● **Direction**
Select the lines of the records containing the word "labels" and list them.

● **Items**
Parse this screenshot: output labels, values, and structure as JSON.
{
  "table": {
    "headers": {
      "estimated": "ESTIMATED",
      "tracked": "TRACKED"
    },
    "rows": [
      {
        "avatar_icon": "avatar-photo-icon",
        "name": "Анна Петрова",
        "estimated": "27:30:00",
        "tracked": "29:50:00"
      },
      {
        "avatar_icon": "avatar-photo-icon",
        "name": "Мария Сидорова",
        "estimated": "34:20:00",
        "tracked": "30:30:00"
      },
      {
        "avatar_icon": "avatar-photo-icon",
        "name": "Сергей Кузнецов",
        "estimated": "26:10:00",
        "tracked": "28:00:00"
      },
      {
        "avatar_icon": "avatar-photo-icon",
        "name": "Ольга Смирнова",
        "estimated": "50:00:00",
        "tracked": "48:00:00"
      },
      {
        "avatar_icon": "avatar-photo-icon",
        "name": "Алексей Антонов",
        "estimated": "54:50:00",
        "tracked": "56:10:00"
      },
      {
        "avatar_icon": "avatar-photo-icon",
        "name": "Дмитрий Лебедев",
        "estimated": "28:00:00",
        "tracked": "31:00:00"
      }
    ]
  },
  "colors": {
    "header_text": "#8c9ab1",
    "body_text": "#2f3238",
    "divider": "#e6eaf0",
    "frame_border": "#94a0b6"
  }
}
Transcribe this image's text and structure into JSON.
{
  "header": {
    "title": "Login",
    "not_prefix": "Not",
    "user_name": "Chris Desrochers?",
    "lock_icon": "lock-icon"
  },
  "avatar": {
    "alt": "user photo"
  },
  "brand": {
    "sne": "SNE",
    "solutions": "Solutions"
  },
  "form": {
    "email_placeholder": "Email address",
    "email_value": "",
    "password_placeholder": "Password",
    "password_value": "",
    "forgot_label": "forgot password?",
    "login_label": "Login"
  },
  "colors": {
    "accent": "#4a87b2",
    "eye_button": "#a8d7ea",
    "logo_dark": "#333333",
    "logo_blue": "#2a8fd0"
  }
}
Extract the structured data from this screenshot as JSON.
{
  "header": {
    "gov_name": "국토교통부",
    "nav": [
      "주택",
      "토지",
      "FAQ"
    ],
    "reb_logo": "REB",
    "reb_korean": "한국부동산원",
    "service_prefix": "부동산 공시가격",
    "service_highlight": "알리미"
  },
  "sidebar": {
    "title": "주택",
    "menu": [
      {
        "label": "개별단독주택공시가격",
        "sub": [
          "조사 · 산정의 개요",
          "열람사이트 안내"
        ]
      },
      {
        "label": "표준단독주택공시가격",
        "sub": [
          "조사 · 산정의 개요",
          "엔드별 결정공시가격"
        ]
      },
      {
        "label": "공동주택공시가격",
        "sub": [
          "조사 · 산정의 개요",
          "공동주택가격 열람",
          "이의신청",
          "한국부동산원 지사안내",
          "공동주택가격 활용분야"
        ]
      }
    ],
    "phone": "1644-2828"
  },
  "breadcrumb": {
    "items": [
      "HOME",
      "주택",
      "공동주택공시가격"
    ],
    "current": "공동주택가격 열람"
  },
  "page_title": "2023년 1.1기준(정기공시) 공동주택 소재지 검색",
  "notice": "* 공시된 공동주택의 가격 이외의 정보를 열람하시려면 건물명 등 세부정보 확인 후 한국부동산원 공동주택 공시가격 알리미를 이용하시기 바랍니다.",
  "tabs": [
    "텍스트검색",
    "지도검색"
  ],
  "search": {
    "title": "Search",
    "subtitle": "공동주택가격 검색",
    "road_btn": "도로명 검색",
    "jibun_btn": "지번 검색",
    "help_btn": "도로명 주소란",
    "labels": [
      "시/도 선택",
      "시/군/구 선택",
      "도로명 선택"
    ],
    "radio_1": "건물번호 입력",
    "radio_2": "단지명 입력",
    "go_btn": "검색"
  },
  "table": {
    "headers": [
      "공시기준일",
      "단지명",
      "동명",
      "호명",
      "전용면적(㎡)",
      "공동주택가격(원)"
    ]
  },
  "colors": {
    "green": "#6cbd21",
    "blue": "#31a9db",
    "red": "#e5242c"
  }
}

● **Answer for this exercise**
Parse this screenshot: output labels, values, and structure as JSON.
    "labels": [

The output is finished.